▸ **DIRECTION**:
State the number of lines, and only that number, in which the word "text" appears.

▸ **INFORMATION GIVEN**:
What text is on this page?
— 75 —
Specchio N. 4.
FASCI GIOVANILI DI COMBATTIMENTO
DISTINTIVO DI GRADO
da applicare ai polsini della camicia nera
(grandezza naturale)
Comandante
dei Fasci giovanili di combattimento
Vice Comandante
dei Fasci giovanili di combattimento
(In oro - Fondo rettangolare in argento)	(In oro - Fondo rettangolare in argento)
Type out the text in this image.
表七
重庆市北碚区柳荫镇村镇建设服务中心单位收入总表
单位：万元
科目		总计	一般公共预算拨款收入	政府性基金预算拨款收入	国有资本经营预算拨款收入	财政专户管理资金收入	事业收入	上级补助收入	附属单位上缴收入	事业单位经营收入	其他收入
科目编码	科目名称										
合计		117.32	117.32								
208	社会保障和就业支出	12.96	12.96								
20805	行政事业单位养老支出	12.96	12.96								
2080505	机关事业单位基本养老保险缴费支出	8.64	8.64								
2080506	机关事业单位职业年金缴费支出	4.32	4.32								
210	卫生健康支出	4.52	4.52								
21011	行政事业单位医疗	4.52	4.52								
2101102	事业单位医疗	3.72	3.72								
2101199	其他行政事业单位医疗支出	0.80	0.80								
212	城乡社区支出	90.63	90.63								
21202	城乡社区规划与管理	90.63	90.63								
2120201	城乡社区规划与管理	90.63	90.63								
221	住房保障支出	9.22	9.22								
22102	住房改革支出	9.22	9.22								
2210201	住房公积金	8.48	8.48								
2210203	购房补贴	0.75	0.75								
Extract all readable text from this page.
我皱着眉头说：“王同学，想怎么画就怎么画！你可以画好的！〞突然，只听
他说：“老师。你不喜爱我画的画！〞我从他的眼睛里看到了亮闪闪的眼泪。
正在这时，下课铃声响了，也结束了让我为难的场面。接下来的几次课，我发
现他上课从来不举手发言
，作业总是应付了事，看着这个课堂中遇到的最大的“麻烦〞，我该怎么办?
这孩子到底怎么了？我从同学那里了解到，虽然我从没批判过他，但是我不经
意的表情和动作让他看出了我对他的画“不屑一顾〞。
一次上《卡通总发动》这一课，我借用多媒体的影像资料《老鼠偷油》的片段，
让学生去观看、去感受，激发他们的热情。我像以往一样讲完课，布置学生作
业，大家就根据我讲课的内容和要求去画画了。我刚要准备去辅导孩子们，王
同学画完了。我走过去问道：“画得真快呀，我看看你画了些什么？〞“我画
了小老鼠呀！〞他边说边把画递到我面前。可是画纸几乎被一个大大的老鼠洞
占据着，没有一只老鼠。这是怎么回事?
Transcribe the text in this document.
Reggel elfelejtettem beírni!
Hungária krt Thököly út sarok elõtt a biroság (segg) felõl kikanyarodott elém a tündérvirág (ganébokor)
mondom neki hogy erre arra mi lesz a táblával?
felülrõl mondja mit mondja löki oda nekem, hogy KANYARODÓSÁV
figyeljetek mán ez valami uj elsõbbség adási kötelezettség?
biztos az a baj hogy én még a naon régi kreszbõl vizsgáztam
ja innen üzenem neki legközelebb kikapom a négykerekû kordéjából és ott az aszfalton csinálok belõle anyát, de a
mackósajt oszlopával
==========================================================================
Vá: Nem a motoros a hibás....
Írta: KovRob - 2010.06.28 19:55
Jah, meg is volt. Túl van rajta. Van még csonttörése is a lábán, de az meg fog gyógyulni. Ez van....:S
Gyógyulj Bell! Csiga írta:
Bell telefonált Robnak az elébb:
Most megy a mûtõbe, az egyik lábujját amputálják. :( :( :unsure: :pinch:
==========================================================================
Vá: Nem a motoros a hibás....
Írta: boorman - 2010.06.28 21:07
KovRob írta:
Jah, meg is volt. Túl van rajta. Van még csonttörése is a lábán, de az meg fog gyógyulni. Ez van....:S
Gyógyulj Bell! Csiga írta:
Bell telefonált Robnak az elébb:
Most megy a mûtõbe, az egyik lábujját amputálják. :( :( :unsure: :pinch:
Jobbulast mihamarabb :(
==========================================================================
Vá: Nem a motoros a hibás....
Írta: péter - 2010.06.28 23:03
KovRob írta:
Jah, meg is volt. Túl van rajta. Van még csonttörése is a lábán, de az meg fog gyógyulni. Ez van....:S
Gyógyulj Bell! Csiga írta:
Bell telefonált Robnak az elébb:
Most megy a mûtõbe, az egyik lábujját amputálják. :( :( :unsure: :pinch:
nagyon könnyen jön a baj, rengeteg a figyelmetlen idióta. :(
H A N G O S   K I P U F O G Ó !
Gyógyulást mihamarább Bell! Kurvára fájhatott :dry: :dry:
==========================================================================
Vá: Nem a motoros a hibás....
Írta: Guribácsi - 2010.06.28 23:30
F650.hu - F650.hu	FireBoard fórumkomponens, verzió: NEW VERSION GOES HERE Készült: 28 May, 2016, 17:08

▸ **RESULT OF THIS TASK**:
4